Data extract:
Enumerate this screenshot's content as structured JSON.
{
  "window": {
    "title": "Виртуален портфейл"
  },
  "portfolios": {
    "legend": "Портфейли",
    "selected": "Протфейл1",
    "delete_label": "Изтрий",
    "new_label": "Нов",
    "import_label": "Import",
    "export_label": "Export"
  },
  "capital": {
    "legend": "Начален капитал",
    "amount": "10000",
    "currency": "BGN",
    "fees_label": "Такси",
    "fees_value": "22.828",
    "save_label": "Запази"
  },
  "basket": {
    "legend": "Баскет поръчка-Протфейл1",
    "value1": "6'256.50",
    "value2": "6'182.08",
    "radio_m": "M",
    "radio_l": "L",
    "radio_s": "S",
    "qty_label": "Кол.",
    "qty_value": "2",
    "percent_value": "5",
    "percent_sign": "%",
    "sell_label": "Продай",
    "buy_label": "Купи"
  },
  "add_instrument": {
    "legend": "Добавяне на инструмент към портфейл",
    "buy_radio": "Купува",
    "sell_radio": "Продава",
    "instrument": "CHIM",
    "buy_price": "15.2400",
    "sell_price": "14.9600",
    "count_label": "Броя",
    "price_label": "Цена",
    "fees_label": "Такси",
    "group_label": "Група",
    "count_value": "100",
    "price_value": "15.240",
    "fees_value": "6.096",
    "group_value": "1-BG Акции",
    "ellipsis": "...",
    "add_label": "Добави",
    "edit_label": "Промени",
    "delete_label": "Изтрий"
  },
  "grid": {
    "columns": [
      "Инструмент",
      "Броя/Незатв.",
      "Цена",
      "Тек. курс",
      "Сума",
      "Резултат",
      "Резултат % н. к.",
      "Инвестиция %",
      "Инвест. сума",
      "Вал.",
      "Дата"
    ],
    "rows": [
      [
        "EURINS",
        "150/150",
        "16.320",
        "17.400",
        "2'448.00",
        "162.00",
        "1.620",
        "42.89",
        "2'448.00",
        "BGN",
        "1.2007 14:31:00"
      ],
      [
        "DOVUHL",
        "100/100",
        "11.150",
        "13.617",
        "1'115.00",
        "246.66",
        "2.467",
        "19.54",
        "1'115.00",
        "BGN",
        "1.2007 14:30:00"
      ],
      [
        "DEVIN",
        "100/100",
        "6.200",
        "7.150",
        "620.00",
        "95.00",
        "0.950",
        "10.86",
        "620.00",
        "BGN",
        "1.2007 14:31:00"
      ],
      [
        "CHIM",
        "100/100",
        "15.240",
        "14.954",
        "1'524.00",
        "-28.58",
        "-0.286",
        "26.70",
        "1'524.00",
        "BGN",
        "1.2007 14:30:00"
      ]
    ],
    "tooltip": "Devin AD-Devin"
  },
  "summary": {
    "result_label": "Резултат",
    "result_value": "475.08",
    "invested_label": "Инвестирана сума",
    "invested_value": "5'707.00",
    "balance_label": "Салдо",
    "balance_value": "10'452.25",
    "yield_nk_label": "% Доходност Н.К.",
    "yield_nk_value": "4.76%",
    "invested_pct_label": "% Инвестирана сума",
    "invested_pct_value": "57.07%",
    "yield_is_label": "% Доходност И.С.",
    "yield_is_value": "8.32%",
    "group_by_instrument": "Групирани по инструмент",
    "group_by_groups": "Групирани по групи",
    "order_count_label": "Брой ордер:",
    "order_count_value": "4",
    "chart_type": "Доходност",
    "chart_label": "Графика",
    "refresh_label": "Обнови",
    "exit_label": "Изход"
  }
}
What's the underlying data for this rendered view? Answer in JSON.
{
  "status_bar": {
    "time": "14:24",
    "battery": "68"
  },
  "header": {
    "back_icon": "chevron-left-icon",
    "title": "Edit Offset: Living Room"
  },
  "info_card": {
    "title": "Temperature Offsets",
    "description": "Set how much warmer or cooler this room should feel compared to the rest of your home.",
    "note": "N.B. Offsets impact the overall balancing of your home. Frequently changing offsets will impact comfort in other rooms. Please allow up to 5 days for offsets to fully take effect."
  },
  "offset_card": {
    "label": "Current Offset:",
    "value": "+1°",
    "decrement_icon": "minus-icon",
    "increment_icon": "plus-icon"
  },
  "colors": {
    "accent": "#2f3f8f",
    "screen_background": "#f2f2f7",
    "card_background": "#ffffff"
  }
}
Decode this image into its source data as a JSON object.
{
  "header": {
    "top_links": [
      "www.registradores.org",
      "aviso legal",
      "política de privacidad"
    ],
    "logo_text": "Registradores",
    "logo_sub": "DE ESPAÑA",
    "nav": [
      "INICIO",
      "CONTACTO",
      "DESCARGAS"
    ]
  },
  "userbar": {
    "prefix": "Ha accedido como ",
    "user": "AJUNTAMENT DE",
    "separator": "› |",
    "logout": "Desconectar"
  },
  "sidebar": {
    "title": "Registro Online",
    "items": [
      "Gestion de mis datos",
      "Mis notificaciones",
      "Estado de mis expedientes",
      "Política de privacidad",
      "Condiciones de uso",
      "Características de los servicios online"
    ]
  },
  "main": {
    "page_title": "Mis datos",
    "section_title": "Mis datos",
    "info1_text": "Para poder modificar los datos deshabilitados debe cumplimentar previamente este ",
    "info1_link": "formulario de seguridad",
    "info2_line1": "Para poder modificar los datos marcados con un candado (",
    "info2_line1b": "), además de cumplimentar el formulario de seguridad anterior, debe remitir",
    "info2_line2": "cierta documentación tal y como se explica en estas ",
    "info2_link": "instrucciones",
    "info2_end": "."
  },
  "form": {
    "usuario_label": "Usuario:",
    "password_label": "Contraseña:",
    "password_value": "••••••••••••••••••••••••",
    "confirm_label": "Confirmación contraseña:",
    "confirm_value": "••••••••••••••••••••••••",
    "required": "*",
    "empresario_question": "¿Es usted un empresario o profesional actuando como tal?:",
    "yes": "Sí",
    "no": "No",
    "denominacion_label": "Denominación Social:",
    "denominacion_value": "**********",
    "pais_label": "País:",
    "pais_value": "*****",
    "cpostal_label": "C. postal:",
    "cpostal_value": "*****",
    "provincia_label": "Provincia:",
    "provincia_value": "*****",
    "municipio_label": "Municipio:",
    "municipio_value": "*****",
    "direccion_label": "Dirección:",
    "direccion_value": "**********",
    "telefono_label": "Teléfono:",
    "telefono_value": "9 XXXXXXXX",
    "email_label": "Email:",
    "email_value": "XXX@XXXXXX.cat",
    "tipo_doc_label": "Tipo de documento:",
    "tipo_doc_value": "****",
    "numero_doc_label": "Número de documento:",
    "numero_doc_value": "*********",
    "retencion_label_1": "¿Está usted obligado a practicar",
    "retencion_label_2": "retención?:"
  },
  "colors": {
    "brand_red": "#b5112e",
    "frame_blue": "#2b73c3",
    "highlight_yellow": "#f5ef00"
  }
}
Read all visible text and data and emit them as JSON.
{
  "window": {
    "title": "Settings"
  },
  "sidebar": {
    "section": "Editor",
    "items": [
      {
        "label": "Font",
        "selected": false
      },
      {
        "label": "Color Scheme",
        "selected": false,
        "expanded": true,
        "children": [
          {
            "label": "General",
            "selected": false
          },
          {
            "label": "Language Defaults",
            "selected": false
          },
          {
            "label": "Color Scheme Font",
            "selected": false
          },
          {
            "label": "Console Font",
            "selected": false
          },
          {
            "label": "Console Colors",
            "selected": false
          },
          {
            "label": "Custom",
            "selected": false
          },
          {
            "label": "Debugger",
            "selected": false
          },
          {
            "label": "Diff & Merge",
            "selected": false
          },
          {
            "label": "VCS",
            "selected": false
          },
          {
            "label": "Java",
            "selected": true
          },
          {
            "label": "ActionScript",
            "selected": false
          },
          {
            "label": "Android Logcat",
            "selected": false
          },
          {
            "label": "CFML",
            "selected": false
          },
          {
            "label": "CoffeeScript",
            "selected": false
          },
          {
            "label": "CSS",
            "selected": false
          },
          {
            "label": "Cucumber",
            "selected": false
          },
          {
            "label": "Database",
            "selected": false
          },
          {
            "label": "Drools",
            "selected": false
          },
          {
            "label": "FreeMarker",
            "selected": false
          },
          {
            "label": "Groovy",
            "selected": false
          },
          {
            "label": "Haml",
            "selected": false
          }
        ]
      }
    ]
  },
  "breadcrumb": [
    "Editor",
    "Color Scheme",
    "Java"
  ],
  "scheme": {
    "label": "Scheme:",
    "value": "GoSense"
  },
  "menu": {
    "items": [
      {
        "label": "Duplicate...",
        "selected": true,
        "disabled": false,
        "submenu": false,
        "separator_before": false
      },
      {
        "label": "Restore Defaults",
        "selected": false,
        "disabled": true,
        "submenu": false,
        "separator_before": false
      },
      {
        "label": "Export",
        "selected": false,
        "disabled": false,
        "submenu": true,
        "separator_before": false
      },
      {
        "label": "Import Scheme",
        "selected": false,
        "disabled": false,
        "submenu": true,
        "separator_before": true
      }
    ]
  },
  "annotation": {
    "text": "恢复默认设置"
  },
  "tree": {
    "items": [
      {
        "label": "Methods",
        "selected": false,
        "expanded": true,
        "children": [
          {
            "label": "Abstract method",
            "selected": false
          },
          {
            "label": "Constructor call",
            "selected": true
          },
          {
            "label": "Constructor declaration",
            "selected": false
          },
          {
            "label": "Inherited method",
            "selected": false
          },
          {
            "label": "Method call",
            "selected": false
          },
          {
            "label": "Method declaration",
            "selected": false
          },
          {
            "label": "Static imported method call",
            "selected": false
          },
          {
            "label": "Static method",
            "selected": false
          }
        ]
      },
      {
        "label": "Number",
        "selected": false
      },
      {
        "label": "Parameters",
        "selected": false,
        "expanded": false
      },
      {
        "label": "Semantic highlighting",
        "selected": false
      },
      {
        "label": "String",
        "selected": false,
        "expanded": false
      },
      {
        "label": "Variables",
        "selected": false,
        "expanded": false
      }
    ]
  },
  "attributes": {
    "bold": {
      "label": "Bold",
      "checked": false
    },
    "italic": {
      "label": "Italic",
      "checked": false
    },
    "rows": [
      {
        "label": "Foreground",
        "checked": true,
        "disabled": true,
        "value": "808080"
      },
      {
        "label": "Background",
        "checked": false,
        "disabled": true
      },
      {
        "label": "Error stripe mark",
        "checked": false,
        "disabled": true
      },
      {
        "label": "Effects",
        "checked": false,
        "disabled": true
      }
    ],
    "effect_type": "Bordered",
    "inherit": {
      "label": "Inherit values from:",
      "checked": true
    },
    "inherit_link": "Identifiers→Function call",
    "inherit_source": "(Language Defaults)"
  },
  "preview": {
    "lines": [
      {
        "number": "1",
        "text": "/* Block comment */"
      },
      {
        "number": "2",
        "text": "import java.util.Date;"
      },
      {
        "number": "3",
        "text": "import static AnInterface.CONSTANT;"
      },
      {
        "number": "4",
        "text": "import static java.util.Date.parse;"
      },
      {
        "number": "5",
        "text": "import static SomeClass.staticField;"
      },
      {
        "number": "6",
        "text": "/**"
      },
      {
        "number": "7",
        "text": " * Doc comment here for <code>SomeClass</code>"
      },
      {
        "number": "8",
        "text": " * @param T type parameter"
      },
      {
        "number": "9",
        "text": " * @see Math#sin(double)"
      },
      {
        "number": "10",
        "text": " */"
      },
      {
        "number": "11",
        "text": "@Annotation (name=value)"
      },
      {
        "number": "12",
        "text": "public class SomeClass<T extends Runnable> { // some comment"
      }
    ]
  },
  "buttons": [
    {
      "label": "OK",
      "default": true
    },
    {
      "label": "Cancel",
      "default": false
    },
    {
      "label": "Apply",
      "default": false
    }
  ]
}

Required work: Gather every line from the listing above in which "datos" appears, and copy those lines.

Complete response:
      "Gestion de mis datos",
    "page_title": "Mis datos",
    "section_title": "Mis datos",
    "info1_text": "Para poder modificar los datos deshabilitados debe cumplimentar previamente este ",
    "info2_line1": "Para poder modificar los datos marcados con un candado (",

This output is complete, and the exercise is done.